* **Aim of the exercise**
All the entries need to be quoted exactly, apart from the pictures, which you should drop.
* Begin *
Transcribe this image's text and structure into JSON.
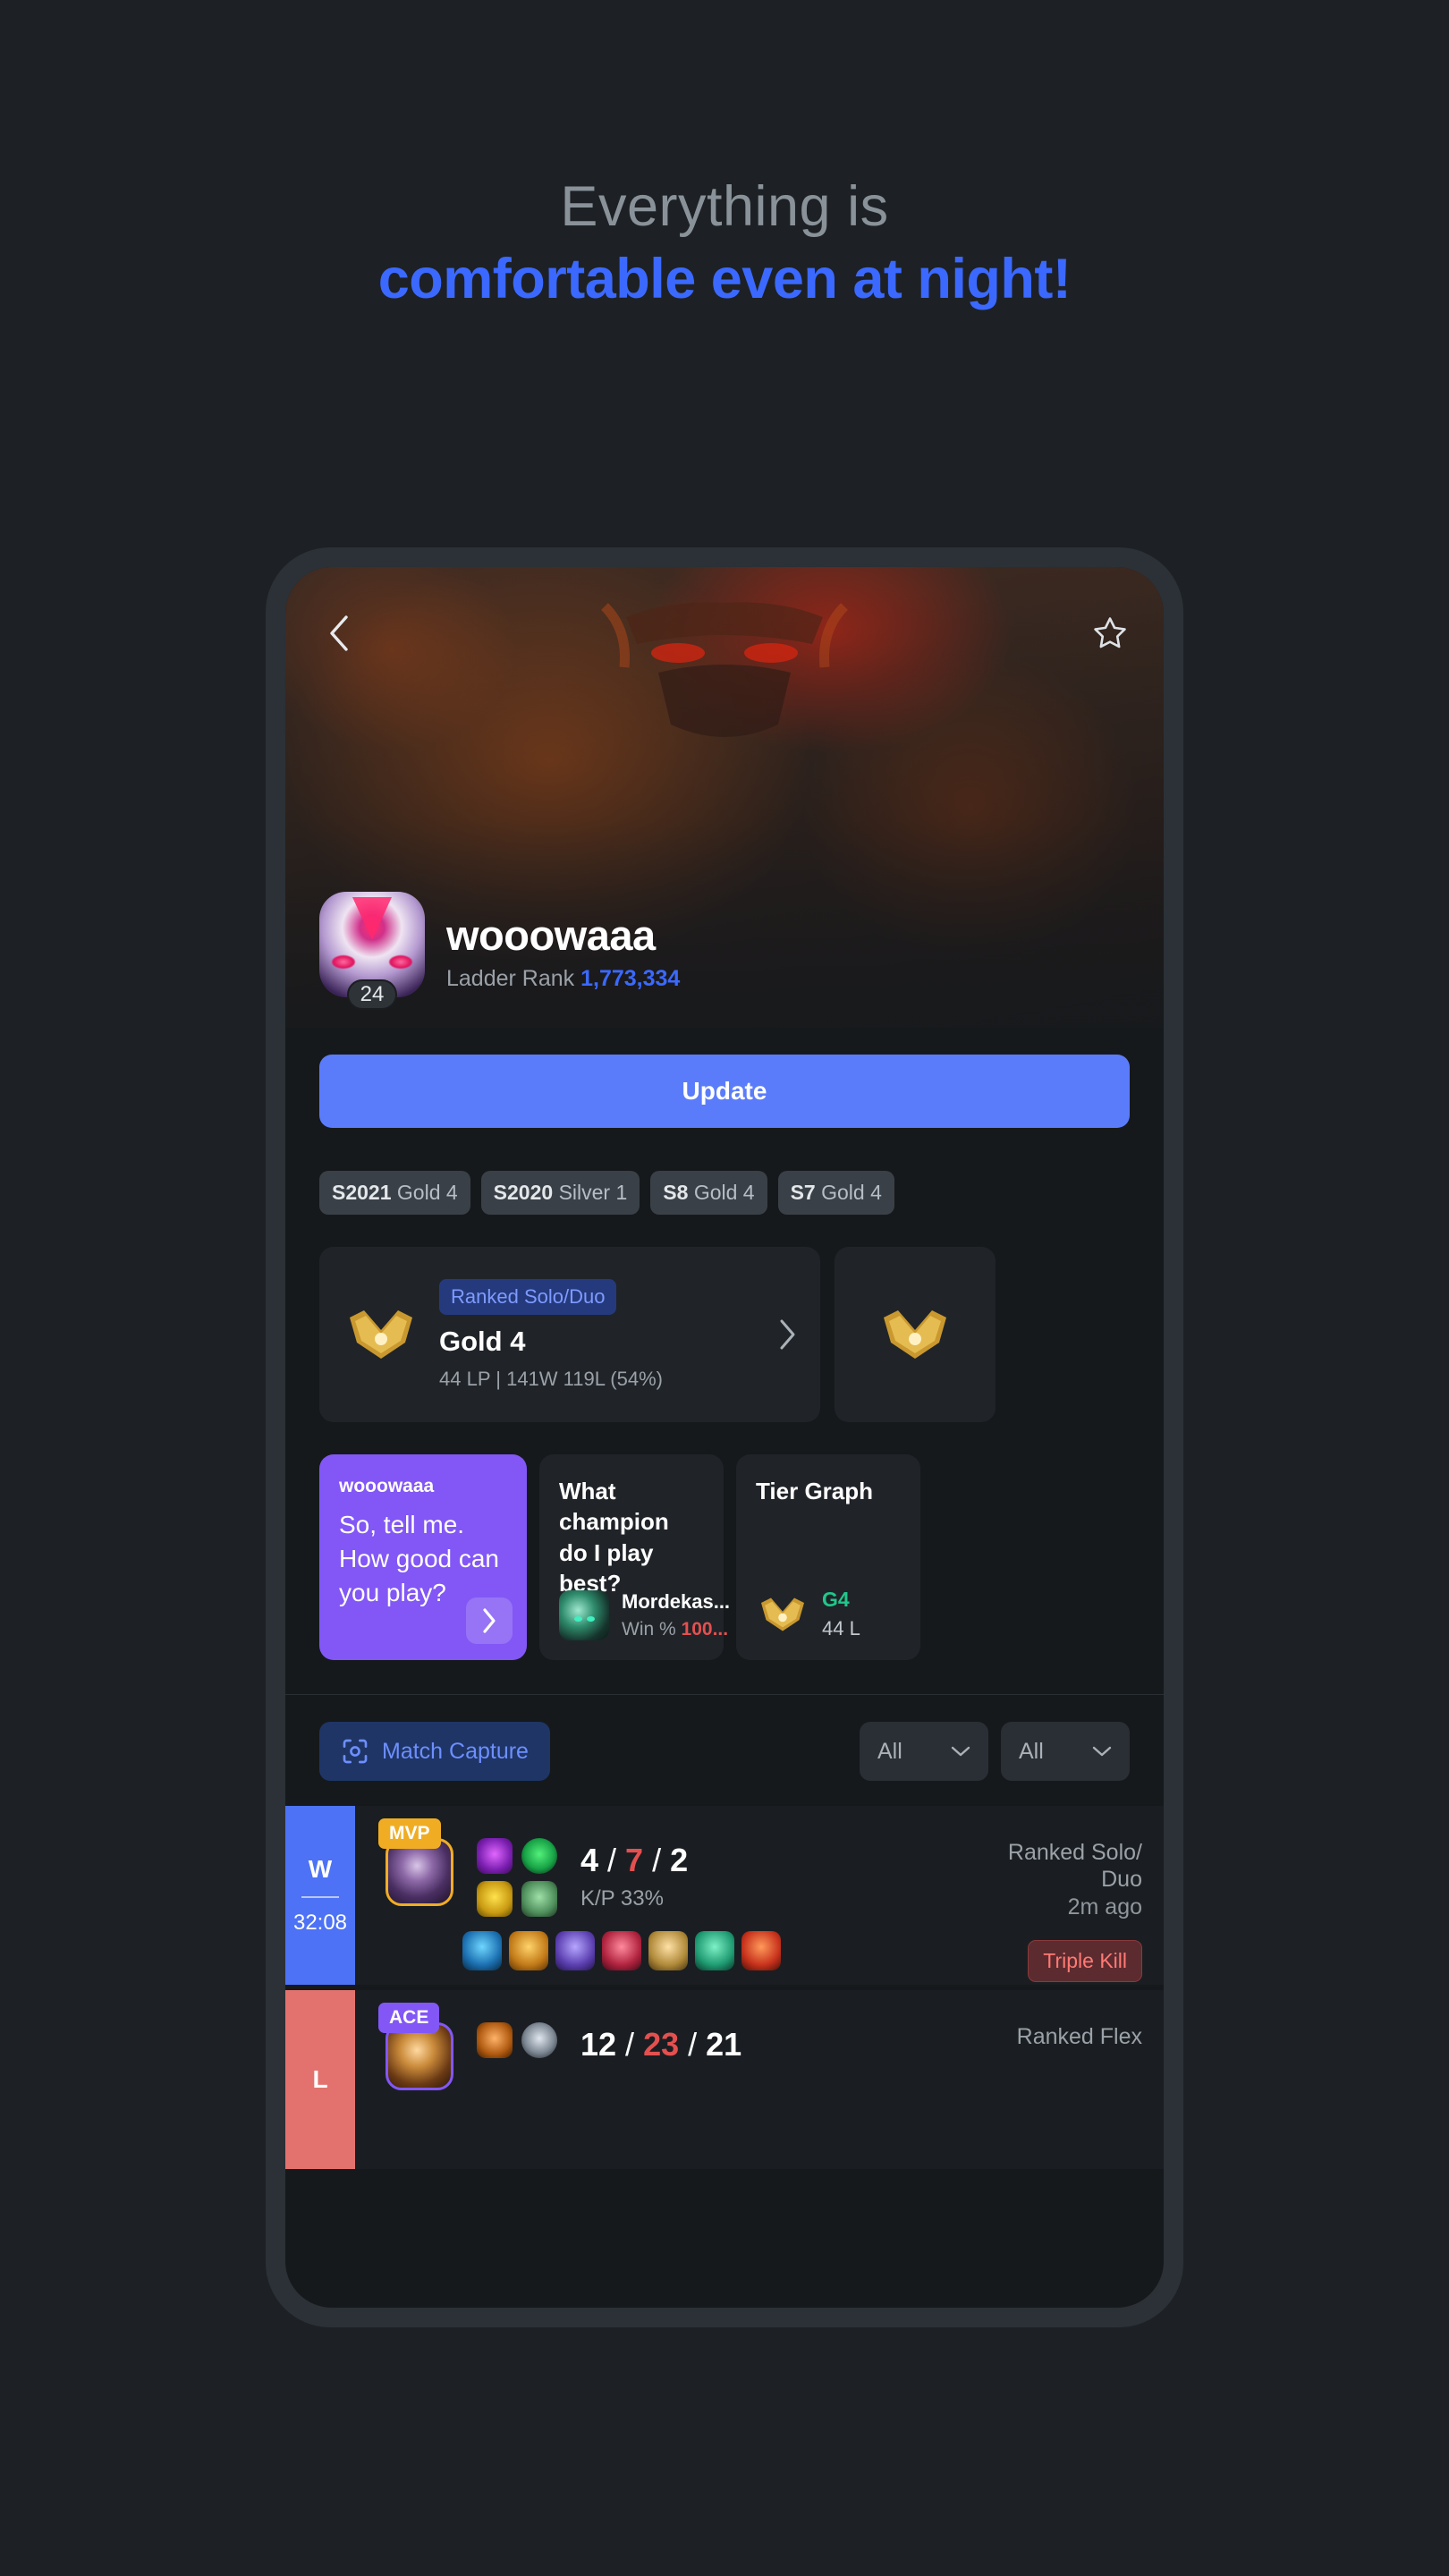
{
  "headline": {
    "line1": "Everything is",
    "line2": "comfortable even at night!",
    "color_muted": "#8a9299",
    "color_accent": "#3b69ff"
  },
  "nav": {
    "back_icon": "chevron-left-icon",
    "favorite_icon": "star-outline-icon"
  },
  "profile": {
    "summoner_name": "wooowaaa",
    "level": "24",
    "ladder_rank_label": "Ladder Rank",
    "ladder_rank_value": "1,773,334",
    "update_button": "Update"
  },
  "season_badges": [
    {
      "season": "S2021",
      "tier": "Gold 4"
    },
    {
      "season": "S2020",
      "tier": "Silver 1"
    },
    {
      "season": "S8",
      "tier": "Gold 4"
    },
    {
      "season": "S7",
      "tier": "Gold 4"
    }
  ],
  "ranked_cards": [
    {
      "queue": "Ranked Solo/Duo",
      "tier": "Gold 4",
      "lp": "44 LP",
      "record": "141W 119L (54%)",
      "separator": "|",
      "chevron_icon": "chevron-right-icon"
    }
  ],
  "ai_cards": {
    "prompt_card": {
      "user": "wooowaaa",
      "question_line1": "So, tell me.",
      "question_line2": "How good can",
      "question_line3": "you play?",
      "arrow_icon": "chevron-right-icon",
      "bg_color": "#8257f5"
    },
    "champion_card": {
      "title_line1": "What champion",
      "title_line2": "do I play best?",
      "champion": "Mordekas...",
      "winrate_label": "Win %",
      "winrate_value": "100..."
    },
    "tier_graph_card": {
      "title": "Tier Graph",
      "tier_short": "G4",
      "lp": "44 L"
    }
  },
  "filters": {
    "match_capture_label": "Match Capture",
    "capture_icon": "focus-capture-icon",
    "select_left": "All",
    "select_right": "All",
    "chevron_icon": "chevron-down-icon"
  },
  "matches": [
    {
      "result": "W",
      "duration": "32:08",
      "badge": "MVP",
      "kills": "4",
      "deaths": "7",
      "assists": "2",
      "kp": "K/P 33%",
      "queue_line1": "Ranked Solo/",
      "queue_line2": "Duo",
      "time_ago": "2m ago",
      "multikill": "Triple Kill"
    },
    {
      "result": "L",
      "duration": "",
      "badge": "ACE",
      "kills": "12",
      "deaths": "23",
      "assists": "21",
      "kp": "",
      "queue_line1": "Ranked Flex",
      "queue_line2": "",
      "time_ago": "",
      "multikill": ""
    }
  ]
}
* End *
* **Correct response**
Transcribe this image's text and structure into JSON.
{
  "headline": {
    "line1": "Everything is",
    "line2": "comfortable even at night!",
    "color_muted": "#8a9299",
    "color_accent": "#3b69ff"
  },
  "nav": {
    "back_icon": "chevron-left-icon",
    "favorite_icon": "star-outline-icon"
  },
  "profile": {
    "summoner_name": "wooowaaa",
    "level": "24",
    "ladder_rank_label": "Ladder Rank",
    "ladder_rank_value": "1,773,334",
    "update_button": "Update"
  },
  "season_badges": [
    {
      "season": "S2021",
      "tier": "Gold 4"
    },
    {
      "season": "S2020",
      "tier": "Silver 1"
    },
    {
      "season": "S8",
      "tier": "Gold 4"
    },
    {
      "season": "S7",
      "tier": "Gold 4"
    }
  ],
  "ranked_cards": [
    {
      "queue": "Ranked Solo/Duo",
      "tier": "Gold 4",
      "lp": "44 LP",
      "record": "141W 119L (54%)",
      "separator": "|",
      "chevron_icon": "chevron-right-icon"
    }
  ],
  "ai_cards": {
    "prompt_card": {
      "user": "wooowaaa",
      "question_line1": "So, tell me.",
      "question_line2": "How good can",
      "question_line3": "you play?",
      "arrow_icon": "chevron-right-icon",
      "bg_color": "#8257f5"
    },
    "champion_card": {
      "title_line1": "What champion",
      "title_line2": "do I play best?",
      "champion": "Mordekas...",
      "winrate_label": "Win %",
      "winrate_value": "100..."
    },
    "tier_graph_card": {
      "title": "Tier Graph",
      "tier_short": "G4",
      "lp": "44 L"
    }
  },
  "filters": {
    "match_capture_label": "Match Capture",
    "capture_icon": "focus-capture-icon",
    "select_left": "All",
    "select_right": "All",
    "chevron_icon": "chevron-down-icon"
  },
  "matches": [
    {
      "result": "W",
      "duration": "32:08",
      "badge": "MVP",
      "kills": "4",
      "deaths": "7",
      "assists": "2",
      "kp": "K/P 33%",
      "queue_line1": "Ranked Solo/",
      "queue_line2": "Duo",
      "time_ago": "2m ago",
      "multikill": "Triple Kill"
    },
    {
      "result": "L",
      "duration": "",
      "badge": "ACE",
      "kills": "12",
      "deaths": "23",
      "assists": "21",
      "kp": "",
      "queue_line1": "Ranked Flex",
      "queue_line2": "",
      "time_ago": "",
      "multikill": ""
    }
  ]
}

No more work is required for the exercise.